WHAT THIS TASK INVOLVES → Report every line in the listing that contains the string "remaining".

-- start of GIVEN DATA --

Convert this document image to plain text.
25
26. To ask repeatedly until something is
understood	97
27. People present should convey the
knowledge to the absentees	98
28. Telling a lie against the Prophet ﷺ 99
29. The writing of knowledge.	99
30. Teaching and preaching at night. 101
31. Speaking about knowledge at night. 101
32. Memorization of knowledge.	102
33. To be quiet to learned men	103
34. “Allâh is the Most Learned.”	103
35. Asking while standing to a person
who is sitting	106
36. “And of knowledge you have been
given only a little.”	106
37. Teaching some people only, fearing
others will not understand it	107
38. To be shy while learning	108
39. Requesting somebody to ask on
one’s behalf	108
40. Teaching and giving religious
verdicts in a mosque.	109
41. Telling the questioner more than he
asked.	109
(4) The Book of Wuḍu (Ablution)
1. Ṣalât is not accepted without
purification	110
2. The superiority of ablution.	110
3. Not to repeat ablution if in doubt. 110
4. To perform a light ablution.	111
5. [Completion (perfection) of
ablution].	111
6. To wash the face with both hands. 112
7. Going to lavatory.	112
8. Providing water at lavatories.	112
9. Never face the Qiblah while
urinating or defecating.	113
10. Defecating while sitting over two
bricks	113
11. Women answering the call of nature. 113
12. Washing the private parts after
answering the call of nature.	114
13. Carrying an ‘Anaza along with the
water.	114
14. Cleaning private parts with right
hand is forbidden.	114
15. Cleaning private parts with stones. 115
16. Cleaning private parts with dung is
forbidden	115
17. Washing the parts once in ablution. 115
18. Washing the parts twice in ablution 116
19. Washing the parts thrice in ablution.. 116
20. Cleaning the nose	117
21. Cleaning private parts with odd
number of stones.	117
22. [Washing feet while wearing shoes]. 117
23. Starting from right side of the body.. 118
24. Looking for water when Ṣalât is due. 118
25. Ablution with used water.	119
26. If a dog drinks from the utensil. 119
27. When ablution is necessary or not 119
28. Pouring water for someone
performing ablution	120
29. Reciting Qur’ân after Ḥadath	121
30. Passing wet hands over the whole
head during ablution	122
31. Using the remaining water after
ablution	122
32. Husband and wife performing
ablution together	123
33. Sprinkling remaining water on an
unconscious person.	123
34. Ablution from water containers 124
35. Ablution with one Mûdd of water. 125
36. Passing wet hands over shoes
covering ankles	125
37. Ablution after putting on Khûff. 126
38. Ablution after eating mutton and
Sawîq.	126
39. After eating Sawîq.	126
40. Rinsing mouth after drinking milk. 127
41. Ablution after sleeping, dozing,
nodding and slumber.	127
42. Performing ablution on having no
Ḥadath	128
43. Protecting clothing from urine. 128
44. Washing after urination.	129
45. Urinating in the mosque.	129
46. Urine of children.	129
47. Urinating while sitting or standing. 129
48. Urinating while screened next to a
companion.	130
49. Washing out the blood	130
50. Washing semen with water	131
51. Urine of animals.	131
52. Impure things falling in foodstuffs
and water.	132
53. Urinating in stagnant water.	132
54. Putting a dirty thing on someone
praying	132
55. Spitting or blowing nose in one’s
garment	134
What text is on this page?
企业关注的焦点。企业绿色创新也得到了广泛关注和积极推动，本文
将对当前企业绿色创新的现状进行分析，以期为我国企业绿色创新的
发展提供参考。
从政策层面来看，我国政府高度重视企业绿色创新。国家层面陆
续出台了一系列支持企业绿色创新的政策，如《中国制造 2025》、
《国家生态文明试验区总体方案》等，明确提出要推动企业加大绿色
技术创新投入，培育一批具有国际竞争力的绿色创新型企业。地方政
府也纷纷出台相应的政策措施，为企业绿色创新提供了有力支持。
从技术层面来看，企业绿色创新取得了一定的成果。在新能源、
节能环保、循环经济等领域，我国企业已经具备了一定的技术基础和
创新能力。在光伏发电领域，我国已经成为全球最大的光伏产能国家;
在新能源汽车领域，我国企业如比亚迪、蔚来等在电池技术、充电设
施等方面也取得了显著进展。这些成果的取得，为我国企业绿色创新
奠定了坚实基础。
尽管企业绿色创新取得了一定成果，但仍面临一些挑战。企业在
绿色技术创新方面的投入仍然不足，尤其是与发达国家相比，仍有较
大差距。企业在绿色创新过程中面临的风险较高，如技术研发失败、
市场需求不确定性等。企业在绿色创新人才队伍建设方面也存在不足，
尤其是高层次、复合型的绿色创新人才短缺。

-- end of GIVEN DATA --

PROBLEM SOLUTION →
31. Using the remaining water after
33. Sprinkling remaining water on an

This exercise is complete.